>> START
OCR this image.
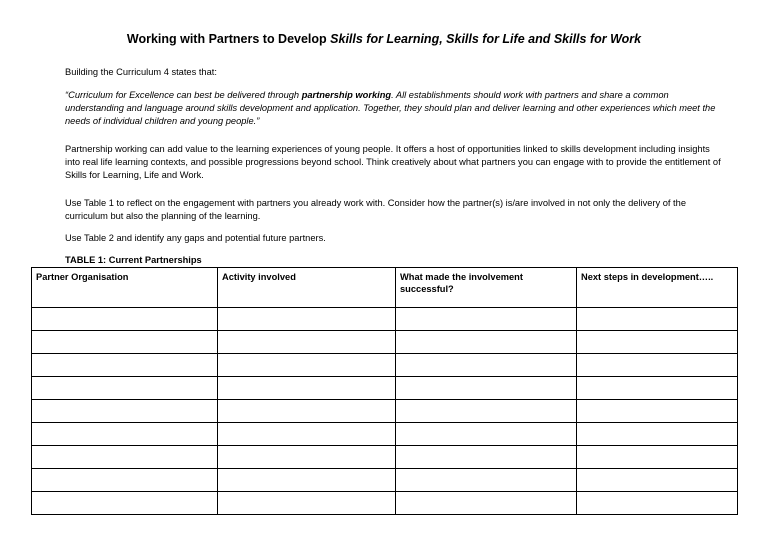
Working with Partners to Develop Skills for Learning, Skills for Life and Skills for Work

Building the Curriculum 4 states that:

“Curriculum for Excellence can best be delivered through partnership working. All establishments should work with partners and share a common understanding and language around skills development and application. Together, they should plan and deliver learning and other experiences which meet the needs of individual children and young people.”

Partnership working can add value to the learning experiences of young people. It offers a host of opportunities linked to skills development including insights into real life learning contexts, and possible progressions beyond school. Think creatively about what partners you can engage with to provide the entitlement of Skills for Learning, Life and Work.

Use Table 1 to reflect on the engagement with partners you already work with. Consider how the partner(s) is/are involved in not only the delivery of the curriculum but also the planning of the learning.

Use Table 2 and identify any gaps and potential future partners.

TABLE 1: Current Partnerships

Partner Organisation	Activity involved	What made the involvement successful?	Next steps in development…..
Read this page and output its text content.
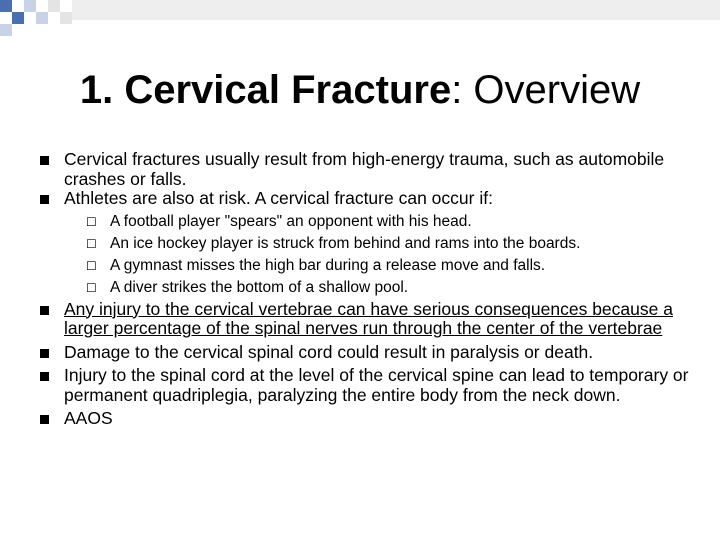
1. Cervical Fracture: Overview
Cervical fractures usually result from high-energy trauma, such as automobile crashes or falls.
Athletes are also at risk. A cervical fracture can occur if:
☐ A football player "spears" an opponent with his head.
☐ An ice hockey player is struck from behind and rams into the boards.
☐ A gymnast misses the high bar during a release move and falls.
☐ A diver strikes the bottom of a shallow pool.
Any injury to the cervical vertebrae can have serious consequences because a larger percentage of the spinal nerves run through the center of the vertebrae
Damage to the cervical spinal cord could result in paralysis or death.
Injury to the spinal cord at the level of the cervical spine can lead to temporary or permanent quadriplegia, paralyzing the entire body from the neck down.
AAOS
>> END
## Task requirements
Every record above should be transcribed exactly; the pictures stay out of the copy.

## Solution to the problem
OCR this image.
Working with Partners to Develop Skills for Learning, Skills for Life and Skills for Work

Building the Curriculum 4 states that:

“Curriculum for Excellence can best be delivered through partnership working. All establishments should work with partners and share a common understanding and language around skills development and application. Together, they should plan and deliver learning and other experiences which meet the needs of individual children and young people.”

Partnership working can add value to the learning experiences of young people. It offers a host of opportunities linked to skills development including insights into real life learning contexts, and possible progressions beyond school. Think creatively about what partners you can engage with to provide the entitlement of Skills for Learning, Life and Work.

Use Table 1 to reflect on the engagement with partners you already work with. Consider how the partner(s) is/are involved in not only the delivery of the curriculum but also the planning of the learning.

Use Table 2 and identify any gaps and potential future partners.

TABLE 1: Current Partnerships

Partner Organisation	Activity involved	What made the involvement successful?	Next steps in development…..
Read this page and output its text content.
1. Cervical Fracture: Overview
Cervical fractures usually result from high-energy trauma, such as automobile crashes or falls.
Athletes are also at risk. A cervical fracture can occur if:
☐ A football player "spears" an opponent with his head.
☐ An ice hockey player is struck from behind and rams into the boards.
☐ A gymnast misses the high bar during a release move and falls.
☐ A diver strikes the bottom of a shallow pool.
Any injury to the cervical vertebrae can have serious consequences because a larger percentage of the spinal nerves run through the center of the vertebrae
Damage to the cervical spinal cord could result in paralysis or death.
Injury to the spinal cord at the level of the cervical spine can lead to temporary or permanent quadriplegia, paralyzing the entire body from the neck down.
AAOS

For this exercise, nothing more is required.